***** Dataset *****

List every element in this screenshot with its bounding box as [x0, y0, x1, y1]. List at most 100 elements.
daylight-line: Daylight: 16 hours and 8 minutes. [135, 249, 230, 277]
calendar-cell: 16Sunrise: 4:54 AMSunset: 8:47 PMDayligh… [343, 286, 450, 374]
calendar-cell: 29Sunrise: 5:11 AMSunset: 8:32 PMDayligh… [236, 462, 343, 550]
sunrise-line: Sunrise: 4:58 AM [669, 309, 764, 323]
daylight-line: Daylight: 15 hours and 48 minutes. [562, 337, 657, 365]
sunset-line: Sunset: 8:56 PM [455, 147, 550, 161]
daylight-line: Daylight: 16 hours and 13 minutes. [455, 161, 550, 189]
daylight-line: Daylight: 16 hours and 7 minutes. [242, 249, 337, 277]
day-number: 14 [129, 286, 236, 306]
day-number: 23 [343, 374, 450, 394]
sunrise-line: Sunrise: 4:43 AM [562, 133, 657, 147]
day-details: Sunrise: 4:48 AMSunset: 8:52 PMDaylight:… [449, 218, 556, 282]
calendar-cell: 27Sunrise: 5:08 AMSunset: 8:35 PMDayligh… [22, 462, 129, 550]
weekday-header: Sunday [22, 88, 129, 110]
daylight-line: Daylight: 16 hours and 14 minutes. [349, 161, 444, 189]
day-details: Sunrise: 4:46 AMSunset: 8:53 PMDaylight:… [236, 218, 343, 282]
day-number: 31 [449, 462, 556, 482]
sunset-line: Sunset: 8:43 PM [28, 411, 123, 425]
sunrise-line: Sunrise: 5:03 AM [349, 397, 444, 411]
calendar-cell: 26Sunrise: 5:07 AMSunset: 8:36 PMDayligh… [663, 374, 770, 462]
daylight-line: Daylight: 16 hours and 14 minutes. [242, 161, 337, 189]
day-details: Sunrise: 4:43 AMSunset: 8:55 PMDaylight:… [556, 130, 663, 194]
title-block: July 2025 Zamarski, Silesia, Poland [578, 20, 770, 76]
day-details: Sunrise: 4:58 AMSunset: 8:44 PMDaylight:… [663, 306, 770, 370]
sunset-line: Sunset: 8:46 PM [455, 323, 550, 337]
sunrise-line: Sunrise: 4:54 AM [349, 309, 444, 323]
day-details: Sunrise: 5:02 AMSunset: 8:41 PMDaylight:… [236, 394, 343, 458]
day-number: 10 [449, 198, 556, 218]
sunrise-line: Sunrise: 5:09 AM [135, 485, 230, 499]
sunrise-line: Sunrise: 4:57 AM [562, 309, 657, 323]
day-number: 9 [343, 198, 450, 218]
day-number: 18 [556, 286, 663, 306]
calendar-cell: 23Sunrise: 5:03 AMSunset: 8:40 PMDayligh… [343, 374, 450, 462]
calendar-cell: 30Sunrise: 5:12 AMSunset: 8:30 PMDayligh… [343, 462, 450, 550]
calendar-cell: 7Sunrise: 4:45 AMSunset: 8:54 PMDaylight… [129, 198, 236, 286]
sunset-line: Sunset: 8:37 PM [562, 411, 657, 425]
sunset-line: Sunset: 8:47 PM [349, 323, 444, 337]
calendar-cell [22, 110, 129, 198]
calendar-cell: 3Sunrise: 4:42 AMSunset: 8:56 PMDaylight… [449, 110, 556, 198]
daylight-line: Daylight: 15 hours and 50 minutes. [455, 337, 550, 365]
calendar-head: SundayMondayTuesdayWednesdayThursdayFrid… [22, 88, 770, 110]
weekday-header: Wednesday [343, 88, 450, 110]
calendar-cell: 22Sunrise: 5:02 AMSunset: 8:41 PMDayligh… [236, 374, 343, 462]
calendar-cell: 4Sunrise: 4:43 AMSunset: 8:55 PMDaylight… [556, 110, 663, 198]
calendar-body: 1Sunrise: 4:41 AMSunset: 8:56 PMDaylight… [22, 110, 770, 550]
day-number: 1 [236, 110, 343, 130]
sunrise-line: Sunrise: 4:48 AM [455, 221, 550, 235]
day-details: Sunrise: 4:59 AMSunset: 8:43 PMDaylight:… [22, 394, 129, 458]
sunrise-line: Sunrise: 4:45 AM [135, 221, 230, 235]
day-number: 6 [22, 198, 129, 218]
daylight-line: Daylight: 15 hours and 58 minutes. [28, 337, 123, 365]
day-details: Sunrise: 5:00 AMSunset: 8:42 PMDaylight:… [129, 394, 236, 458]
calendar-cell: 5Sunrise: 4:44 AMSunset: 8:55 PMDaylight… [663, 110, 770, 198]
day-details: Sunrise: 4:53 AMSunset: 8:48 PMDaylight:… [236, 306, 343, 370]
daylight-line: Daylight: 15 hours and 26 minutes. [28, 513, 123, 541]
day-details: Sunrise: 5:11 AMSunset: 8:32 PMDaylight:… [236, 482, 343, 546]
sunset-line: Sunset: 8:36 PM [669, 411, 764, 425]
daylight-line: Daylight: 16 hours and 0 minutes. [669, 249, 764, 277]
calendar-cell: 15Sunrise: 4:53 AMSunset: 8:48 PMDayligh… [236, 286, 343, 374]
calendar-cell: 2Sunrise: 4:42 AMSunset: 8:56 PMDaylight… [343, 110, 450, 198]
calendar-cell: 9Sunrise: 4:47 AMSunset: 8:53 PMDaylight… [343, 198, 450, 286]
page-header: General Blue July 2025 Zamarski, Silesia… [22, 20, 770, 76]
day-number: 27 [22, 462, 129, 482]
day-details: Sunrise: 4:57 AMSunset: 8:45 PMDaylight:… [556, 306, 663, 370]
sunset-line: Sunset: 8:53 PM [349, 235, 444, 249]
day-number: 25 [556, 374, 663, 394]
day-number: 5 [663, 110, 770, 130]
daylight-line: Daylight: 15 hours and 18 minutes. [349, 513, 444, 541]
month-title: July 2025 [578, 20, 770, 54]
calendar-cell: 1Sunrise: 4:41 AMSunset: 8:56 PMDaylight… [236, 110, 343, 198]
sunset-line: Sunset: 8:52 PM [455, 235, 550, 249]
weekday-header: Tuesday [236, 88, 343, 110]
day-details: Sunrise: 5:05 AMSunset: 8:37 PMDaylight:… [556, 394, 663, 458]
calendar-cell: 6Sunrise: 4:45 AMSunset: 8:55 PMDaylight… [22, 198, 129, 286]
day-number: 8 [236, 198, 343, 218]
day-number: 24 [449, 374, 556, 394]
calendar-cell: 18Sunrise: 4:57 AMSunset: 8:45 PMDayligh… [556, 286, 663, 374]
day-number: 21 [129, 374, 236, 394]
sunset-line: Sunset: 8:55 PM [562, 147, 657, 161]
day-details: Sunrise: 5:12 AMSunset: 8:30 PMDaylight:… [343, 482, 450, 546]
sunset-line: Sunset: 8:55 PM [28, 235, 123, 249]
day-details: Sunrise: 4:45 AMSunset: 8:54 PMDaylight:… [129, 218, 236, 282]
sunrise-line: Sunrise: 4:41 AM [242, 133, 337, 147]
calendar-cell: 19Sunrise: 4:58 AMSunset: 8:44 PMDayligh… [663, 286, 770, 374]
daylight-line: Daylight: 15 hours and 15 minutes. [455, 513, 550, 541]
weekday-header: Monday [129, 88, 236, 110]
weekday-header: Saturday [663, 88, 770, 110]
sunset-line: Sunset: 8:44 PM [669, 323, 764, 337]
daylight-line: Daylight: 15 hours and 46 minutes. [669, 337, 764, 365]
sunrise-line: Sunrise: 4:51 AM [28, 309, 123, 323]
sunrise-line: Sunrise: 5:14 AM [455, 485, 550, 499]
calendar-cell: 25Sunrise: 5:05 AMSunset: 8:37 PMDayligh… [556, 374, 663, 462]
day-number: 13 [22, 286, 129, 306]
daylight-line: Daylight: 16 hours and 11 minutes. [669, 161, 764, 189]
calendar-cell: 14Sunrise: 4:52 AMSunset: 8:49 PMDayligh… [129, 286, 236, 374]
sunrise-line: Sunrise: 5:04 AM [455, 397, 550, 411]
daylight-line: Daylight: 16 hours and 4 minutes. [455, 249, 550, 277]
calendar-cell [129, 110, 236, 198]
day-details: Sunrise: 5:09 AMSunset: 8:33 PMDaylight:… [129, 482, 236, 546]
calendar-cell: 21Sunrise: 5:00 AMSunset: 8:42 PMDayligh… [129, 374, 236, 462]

*****

Render the entries from their first line through the line containing "161, 444, 189]", inclusive, as a JSON list of strings with one string per line. Leave out blank lines.

Solution:
[
  "List every element in this screenshot with its bounding box as [x0, y0, x1, y1]. List at most 100 elements.",
  "daylight-line: Daylight: 16 hours and 8 minutes. [135, 249, 230, 277]",
  "calendar-cell: 16Sunrise: 4:54 AMSunset: 8:47 PMDayligh… [343, 286, 450, 374]",
  "calendar-cell: 29Sunrise: 5:11 AMSunset: 8:32 PMDayligh… [236, 462, 343, 550]",
  "sunrise-line: Sunrise: 4:58 AM [669, 309, 764, 323]",
  "daylight-line: Daylight: 15 hours and 48 minutes. [562, 337, 657, 365]",
  "sunset-line: Sunset: 8:56 PM [455, 147, 550, 161]",
  "daylight-line: Daylight: 16 hours and 13 minutes. [455, 161, 550, 189]",
  "daylight-line: Daylight: 16 hours and 7 minutes. [242, 249, 337, 277]",
  "day-number: 14 [129, 286, 236, 306]",
  "day-number: 23 [343, 374, 450, 394]",
  "sunrise-line: Sunrise: 4:43 AM [562, 133, 657, 147]",
  "day-details: Sunrise: 4:48 AMSunset: 8:52 PMDaylight:… [449, 218, 556, 282]",
  "calendar-cell: 27Sunrise: 5:08 AMSunset: 8:35 PMDayligh… [22, 462, 129, 550]",
  "weekday-header: Sunday [22, 88, 129, 110]",
  "daylight-line: Daylight: 16 hours and 14 minutes. [349, 161, 444, 189]"
]